── Document extract ──
Dinosaurs are the largest land animals that have ever lived. Titanosaurs such as Puertasaurus, Patagotitan and Argentinosaurus were the longest and heaviest of them all - far longer than a blue whale and perhaps as heavy as 10 or more elephants.

Watch our animation and read on to find out how dinosaurs were able to grow so big.

Super-sized sauropods: the titanosaurs

When we think of big dinosaurs, it's often famous examples like Spinosaurus and T. rex that spring to mind. But dinosaurs got much, much bigger.

If you're shouting 'What about Diplodocus and Brachiosaurus?!', you're on the right track. Sauropods such as these were enormous.

But the true champions were the titanosaurs, the last-surviving sauropod group. Patagotitan, for example, was nearly half as long again as Diplodocus, almost twice as tall and about four times heavier.

Artist's impression of the titanosaur Patagotitan

Patagotitan was around 37.5 metres long and weighed an estimated 57 tonnes, making it 50% longer and four times heavier than Diplodocus. © Sphenaphinae (CC BY-SA 4.0) via Wikimedia Commons

Our dinosaur expert Professor Paul Barrett says, 'Although the blue whale is famous for being the biggest animal that has ever lived, it cheats - it lives in water, which helps to support its weight.'

'Whales lack the bone structure and muscles to support their own weight and, if they beach, they die. By contrast, dinosaurs always held up their own weight.'

'Titanosaurs such as Puertasaurus, Patagotitan and Argentinosaurus are by far the largest animals to ever live on land.'

Find out more about 11 of the biggest dinosaurs and how scientists work out their size.

How do dinosaurs measure up to the largest land mammals?

African savanna elephants, Loxodonta africana, are the largest land animals alive today. Most weigh five to seven tonnes. The biggest titanosaurs were about 10 times heavier, maybe even more.
───
── Exercise data ──
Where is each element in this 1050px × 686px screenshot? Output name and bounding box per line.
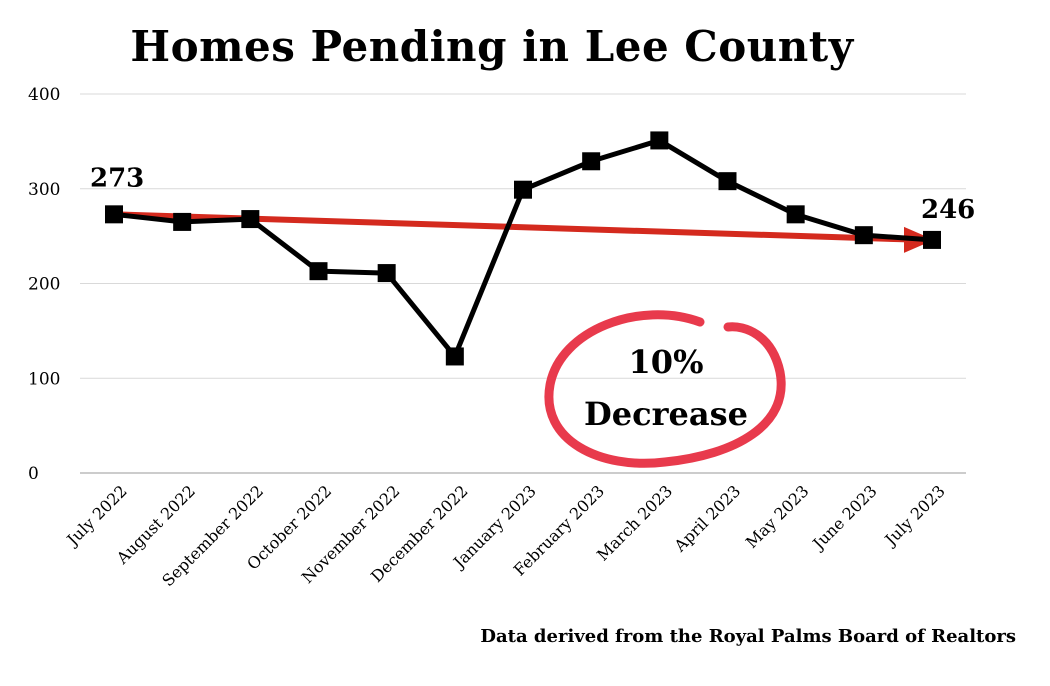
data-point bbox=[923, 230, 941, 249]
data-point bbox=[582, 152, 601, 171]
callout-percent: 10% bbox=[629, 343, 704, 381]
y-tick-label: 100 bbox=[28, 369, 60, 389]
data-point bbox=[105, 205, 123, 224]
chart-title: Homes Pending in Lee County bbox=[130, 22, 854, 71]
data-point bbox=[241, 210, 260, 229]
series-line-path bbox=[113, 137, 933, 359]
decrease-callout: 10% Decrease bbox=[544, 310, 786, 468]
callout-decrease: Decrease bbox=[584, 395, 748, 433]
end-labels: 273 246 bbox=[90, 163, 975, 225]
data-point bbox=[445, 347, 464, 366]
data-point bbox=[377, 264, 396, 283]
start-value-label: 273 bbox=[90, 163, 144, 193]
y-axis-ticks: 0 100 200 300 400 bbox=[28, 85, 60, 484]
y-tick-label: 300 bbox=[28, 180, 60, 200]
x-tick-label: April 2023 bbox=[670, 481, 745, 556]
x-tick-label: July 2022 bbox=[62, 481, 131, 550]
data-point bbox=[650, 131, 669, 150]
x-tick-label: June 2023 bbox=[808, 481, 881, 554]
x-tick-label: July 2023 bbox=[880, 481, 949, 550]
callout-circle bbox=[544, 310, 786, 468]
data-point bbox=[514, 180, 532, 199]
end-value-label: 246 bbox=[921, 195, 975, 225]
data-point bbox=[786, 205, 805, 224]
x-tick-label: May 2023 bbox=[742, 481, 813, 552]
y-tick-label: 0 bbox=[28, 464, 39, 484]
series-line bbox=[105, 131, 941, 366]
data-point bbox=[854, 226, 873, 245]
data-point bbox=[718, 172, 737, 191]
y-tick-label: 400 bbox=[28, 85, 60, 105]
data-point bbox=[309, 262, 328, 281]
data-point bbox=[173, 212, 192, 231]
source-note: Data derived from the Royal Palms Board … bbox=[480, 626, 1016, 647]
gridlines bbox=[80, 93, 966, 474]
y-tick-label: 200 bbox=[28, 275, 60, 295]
───
── Exercise data ──
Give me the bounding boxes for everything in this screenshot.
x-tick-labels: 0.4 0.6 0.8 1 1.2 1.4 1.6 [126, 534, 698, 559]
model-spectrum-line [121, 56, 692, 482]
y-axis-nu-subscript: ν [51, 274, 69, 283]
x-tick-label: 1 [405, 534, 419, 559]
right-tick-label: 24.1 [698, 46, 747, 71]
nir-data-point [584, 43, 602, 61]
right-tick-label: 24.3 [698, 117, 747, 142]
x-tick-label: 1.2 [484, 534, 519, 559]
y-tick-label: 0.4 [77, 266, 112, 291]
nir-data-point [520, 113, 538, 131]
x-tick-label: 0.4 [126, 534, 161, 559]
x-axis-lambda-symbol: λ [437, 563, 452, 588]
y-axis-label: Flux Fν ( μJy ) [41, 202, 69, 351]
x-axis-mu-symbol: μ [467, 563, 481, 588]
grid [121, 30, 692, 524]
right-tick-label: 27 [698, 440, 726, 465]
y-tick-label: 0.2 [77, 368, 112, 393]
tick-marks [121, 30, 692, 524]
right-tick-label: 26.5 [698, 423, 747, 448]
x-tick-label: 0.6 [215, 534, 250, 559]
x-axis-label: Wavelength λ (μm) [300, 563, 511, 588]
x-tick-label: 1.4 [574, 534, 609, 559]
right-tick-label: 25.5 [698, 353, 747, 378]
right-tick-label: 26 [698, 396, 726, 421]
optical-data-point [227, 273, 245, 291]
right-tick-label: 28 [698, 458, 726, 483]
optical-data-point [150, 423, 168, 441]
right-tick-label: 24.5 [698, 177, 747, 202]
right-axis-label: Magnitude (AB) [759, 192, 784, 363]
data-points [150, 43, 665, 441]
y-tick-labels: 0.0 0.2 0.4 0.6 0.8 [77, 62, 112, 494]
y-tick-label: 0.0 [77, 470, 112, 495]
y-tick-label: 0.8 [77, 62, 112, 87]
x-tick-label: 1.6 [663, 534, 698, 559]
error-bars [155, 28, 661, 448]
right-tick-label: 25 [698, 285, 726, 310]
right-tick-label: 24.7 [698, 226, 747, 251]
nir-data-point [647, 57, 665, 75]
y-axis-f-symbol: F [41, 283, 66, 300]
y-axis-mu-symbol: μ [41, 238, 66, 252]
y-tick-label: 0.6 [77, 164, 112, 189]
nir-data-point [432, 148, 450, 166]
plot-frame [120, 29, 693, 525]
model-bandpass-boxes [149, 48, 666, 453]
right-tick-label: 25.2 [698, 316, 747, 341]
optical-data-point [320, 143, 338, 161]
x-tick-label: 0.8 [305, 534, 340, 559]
───
── Exercise data ──
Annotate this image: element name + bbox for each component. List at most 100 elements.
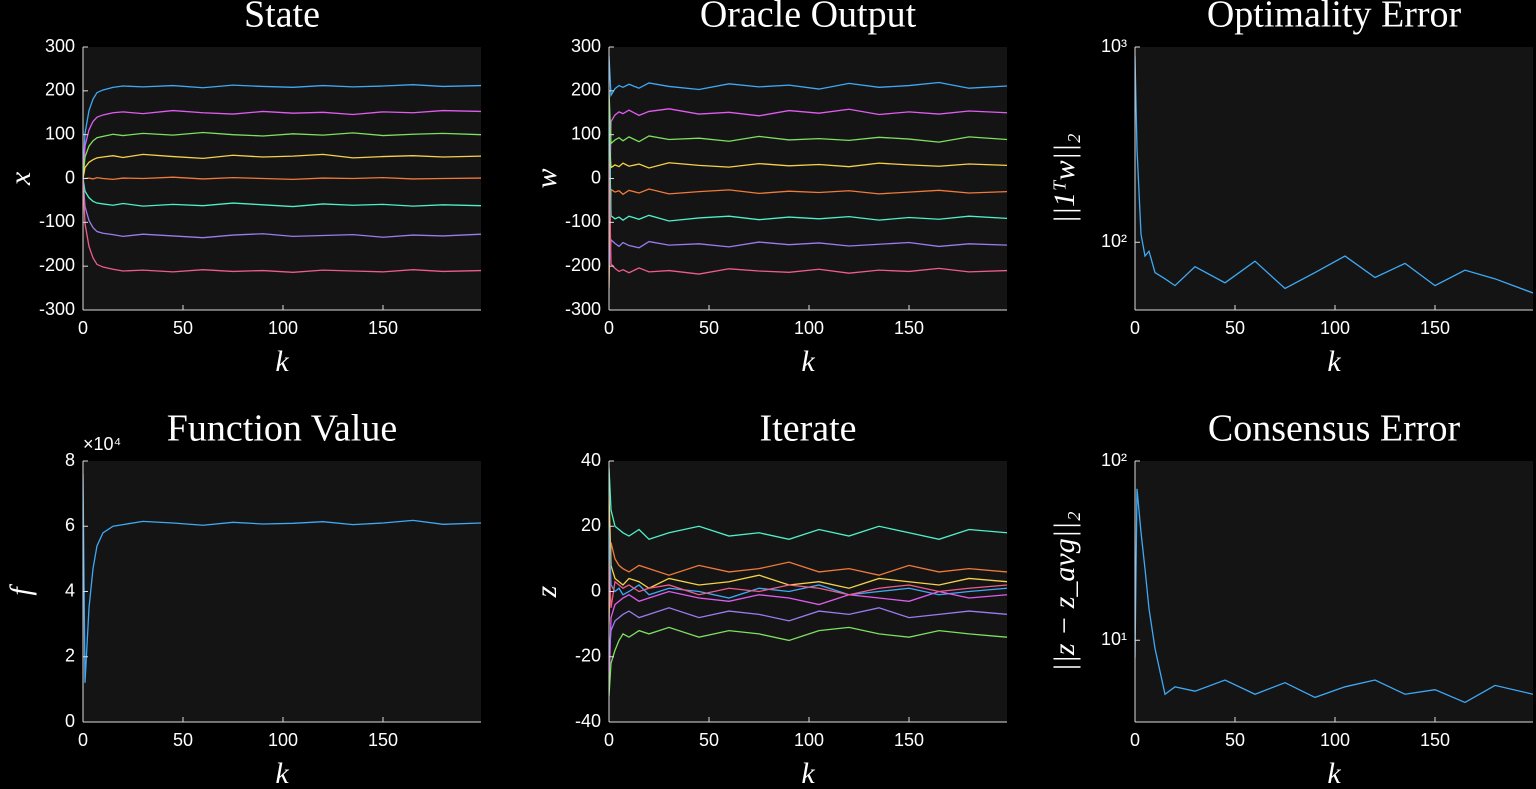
───
- **Stated task A**
Extract the part of the dinosaur passage starting at "When we think" and ending at "these were enormous.".
- **Stated task B**
Convert the listing lines starting at the line containing "Give me the" and ending at the line containing "x-tick-label: 0.6 [215, 534, 250, 559]" into a Markdown table with the columns Row and Line. Number each line, and leave out blank lines.
The dinosaur passage and the listing are unrelated material.

- **Expected output A**
When we think of big dinosaurs, it's often famous examples like Spinosaurus and T. rex that spring to mind. But dinosaurs got much, much bigger.

If you're shouting 'What about Diplodocus and Brachiosaurus?!', you're on the right track. Sauropods such as these were enormous.

- **Expected output B**
| Row | Line |
|---|---|
| 1 | Give me the bounding boxes for everything in this screenshot. |
| 2 | x-tick-labels: 0.4 0.6 0.8 1 1.2 1.4 1.6 [126, 534, 698, 559] |
| 3 | model-spectrum-line [121, 56, 692, 482] |
| 4 | y-axis-nu-subscript: ν [51, 274, 69, 283] |
| 5 | x-tick-label: 1 [405, 534, 419, 559] |
| 6 | right-tick-label: 24.1 [698, 46, 747, 71] |
| 7 | nir-data-point [584, 43, 602, 61] |
| 8 | right-tick-label: 24.3 [698, 117, 747, 142] |
| 9 | x-tick-label: 1.2 [484, 534, 519, 559] |
| 10 | y-tick-label: 0.4 [77, 266, 112, 291] |
| 11 | nir-data-point [520, 113, 538, 131] |
| 12 | x-tick-label: 0.4 [126, 534, 161, 559] |
| 13 | x-axis-lambda-symbol: λ [437, 563, 452, 588] |
| 14 | y-axis-label: Flux Fν ( μJy ) [41, 202, 69, 351] |
| 15 | x-axis-mu-symbol: μ [467, 563, 481, 588] |
| 16 | grid [121, 30, 692, 524] |
| 17 | right-tick-label: 27 [698, 440, 726, 465] |
| 18 | y-tick-label: 0.2 [77, 368, 112, 393] |
| 19 | tick-marks [121, 30, 692, 524] |
| 20 | right-tick-label: 26.5 [698, 423, 747, 448] |
| 21 | x-tick-label: 0.6 [215, 534, 250, 559] |